#### Extracted entries:
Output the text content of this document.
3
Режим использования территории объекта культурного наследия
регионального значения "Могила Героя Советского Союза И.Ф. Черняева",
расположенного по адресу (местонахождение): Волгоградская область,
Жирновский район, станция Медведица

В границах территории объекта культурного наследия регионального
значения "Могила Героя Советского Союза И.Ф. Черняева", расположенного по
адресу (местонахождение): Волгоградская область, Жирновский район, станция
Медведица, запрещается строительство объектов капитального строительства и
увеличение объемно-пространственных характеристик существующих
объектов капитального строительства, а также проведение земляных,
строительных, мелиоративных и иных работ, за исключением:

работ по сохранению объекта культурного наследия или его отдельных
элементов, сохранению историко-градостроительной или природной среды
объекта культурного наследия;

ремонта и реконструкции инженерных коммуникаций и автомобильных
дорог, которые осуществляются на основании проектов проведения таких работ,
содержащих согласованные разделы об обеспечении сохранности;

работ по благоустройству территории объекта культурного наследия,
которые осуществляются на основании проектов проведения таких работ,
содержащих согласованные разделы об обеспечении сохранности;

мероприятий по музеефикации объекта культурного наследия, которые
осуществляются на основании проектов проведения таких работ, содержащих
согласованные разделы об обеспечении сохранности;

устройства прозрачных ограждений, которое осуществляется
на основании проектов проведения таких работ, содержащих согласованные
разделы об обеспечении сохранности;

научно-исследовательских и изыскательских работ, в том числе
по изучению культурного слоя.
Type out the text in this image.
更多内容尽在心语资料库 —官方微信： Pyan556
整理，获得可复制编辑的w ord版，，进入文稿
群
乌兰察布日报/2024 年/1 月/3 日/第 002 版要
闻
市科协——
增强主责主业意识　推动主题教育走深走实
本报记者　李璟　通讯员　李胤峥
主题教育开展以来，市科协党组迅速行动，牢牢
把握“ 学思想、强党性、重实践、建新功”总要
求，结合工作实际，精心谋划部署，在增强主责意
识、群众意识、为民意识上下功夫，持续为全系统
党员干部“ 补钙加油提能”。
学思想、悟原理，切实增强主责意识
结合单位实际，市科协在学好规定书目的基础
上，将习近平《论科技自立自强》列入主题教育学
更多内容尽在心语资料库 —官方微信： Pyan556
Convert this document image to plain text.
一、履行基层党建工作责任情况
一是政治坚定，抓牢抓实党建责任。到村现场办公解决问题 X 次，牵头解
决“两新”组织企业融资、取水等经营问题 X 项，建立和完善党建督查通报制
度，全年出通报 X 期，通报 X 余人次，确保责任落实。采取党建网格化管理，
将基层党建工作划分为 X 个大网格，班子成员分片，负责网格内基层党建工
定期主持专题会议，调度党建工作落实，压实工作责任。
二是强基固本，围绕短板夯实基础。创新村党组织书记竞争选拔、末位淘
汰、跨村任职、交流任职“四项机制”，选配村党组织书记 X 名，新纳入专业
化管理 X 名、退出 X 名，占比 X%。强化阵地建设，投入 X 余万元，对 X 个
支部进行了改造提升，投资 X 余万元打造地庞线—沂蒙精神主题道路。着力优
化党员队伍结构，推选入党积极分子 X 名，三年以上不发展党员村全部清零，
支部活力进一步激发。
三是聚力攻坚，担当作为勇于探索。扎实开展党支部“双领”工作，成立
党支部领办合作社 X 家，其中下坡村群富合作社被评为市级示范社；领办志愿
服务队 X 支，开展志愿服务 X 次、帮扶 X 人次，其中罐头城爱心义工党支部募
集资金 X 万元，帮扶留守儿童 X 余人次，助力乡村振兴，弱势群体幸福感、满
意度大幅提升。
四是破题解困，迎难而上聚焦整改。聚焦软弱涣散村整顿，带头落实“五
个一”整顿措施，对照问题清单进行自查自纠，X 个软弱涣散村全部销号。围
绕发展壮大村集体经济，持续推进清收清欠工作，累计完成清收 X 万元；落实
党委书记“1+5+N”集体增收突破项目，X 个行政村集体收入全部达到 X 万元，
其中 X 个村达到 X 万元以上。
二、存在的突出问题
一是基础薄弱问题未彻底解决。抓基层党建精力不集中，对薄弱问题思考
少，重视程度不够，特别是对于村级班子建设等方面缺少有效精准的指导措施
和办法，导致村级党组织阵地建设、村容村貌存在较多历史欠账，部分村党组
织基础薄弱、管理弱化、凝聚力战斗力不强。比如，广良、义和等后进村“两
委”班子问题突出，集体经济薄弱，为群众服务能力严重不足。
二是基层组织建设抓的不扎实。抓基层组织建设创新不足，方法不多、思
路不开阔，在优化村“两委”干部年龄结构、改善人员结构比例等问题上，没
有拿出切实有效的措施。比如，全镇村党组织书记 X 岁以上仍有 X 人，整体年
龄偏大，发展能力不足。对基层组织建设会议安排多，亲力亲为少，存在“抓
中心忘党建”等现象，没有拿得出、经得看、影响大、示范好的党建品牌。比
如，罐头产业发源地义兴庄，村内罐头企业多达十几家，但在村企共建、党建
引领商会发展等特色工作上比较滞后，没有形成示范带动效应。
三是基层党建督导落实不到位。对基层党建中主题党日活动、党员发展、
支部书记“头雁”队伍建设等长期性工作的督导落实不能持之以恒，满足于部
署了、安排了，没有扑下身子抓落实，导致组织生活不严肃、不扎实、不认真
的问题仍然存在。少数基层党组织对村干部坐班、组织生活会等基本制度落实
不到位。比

#### Task to complete:
Copy out all lines where the word "территории" appears.

#### Task answer:
Режим использования территории объекта культурного наследия
В границах территории объекта культурного наследия регионального
работ по благоустройству территории объекта культурного наследия,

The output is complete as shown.